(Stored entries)
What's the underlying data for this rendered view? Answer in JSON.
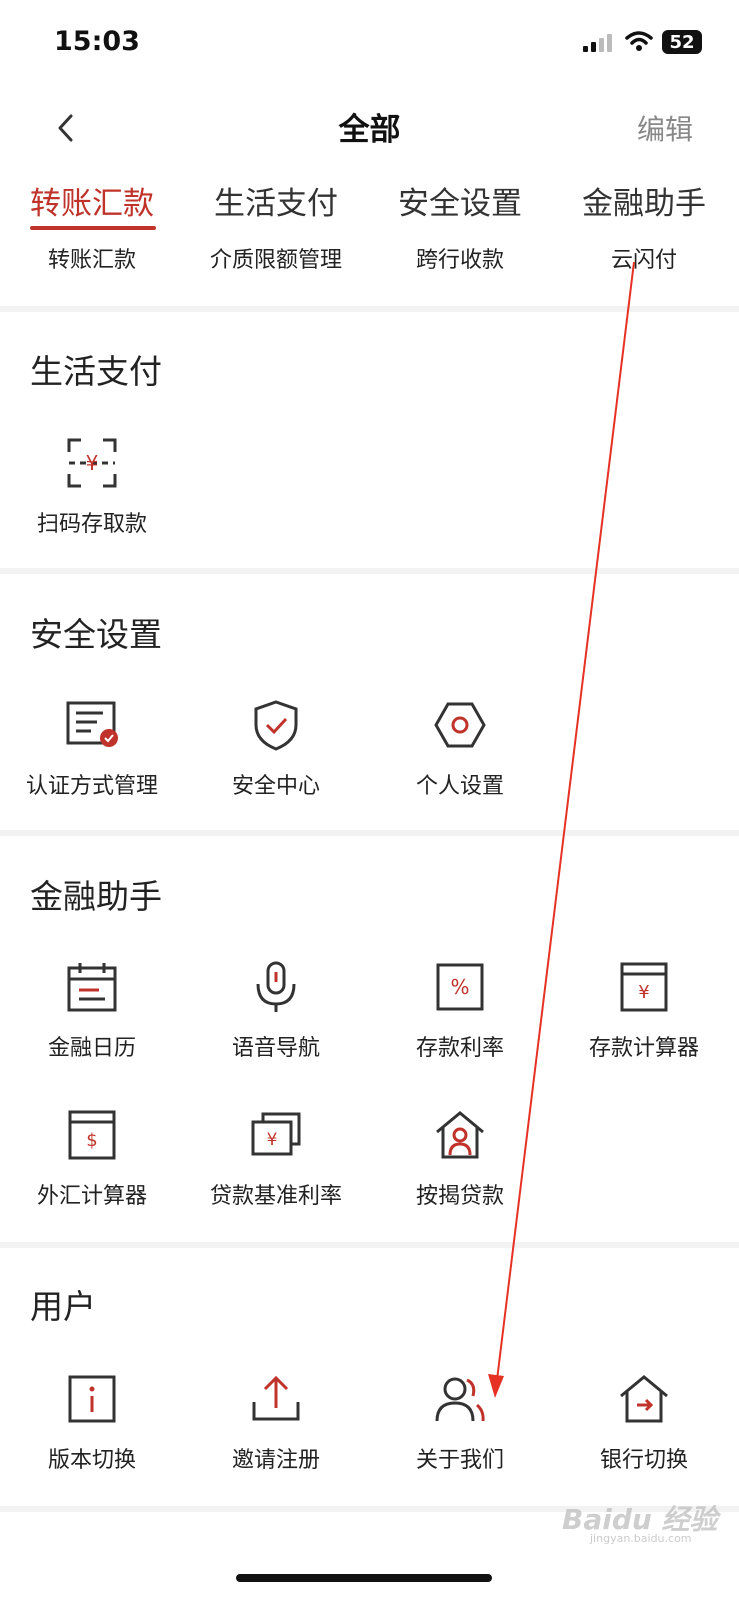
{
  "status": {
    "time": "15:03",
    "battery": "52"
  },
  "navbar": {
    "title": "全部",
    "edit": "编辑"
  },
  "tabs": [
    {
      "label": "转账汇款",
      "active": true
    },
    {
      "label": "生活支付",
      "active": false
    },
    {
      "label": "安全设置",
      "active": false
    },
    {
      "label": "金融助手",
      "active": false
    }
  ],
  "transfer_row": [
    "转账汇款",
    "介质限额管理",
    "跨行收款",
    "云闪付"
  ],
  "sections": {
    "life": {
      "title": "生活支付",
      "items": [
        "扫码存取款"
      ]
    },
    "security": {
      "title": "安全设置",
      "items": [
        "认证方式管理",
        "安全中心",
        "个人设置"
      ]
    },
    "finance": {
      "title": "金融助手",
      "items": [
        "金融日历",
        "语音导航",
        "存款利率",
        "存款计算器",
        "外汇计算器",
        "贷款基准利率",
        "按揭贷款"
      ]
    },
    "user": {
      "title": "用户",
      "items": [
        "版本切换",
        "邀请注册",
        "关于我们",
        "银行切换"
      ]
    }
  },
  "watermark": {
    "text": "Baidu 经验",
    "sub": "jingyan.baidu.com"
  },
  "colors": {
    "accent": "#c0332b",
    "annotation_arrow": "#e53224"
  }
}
* * *
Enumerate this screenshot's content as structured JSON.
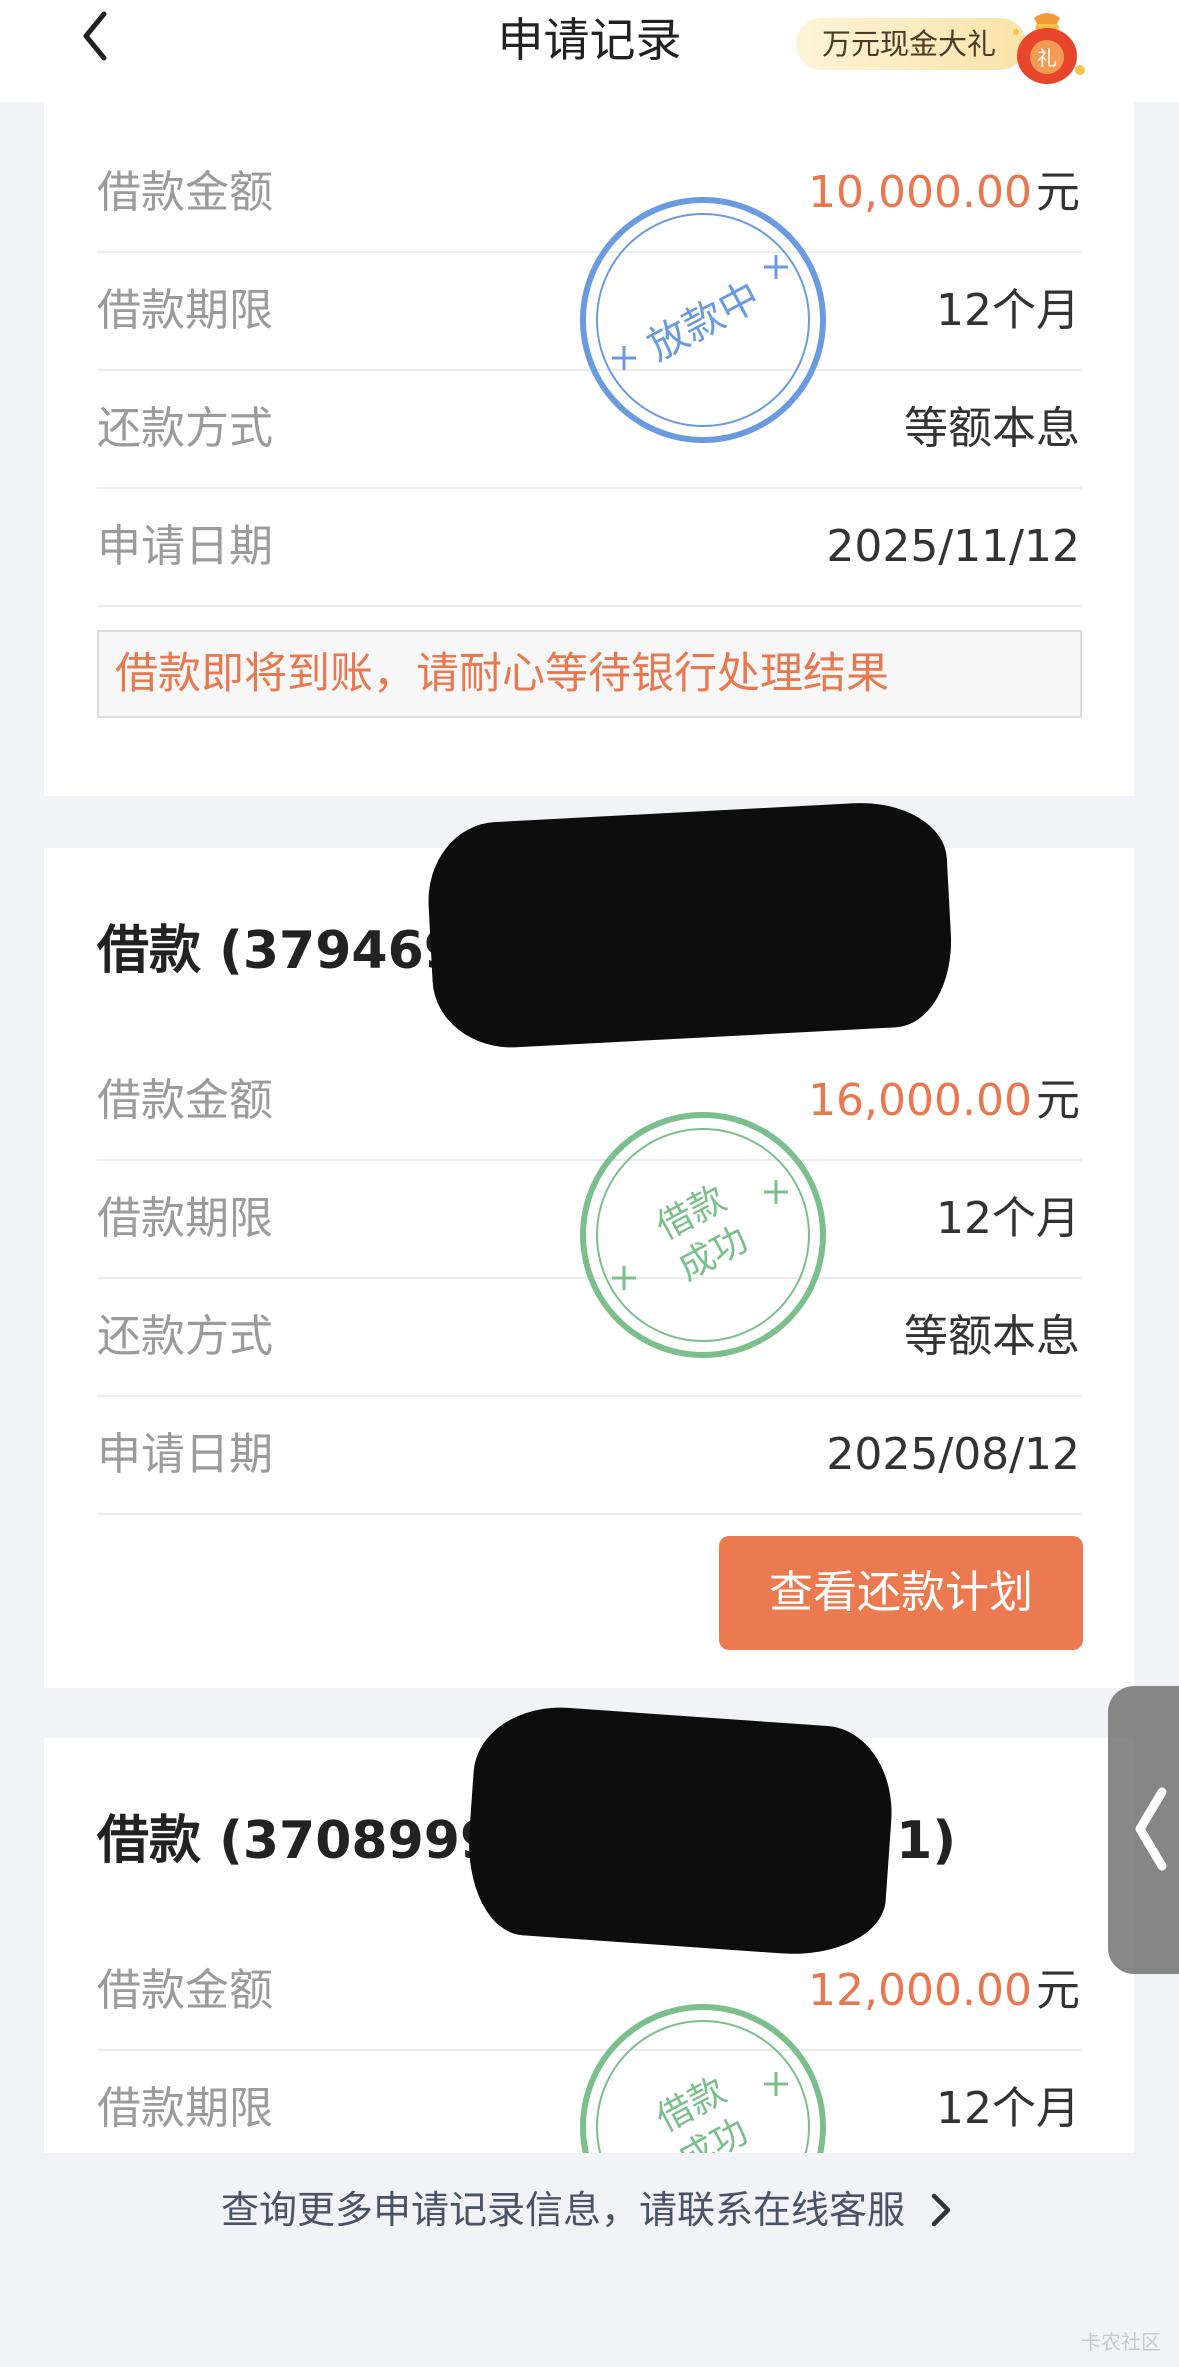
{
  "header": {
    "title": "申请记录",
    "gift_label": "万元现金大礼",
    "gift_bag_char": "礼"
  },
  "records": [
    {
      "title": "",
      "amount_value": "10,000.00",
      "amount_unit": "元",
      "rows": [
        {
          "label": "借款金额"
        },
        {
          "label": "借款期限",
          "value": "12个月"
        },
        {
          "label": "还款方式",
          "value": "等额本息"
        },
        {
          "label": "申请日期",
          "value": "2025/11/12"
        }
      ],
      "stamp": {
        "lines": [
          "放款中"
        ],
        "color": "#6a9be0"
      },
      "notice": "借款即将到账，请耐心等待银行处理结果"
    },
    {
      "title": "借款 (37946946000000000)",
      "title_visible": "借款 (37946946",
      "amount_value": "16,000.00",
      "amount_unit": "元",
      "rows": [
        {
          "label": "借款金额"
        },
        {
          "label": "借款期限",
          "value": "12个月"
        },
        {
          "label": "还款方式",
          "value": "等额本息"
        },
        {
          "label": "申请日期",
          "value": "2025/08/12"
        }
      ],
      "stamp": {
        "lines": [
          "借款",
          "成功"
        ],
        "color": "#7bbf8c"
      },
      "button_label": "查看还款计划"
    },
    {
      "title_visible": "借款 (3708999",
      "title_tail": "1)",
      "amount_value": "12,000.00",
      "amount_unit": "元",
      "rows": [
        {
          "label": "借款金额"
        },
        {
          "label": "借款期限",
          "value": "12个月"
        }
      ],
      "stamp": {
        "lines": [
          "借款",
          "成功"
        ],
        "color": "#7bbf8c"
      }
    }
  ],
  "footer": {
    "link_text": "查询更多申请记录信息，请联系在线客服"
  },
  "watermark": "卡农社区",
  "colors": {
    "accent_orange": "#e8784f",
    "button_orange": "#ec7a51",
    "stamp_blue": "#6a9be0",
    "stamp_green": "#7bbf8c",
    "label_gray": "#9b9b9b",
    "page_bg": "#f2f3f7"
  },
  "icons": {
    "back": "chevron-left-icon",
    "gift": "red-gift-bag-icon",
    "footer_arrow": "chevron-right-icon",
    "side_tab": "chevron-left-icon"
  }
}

_REQUIRED TASK_
Copy each line that contains the word "left".

_WRITTEN SOLUTION_
    "back": "chevron-left-icon",
    "side_tab": "chevron-left-icon"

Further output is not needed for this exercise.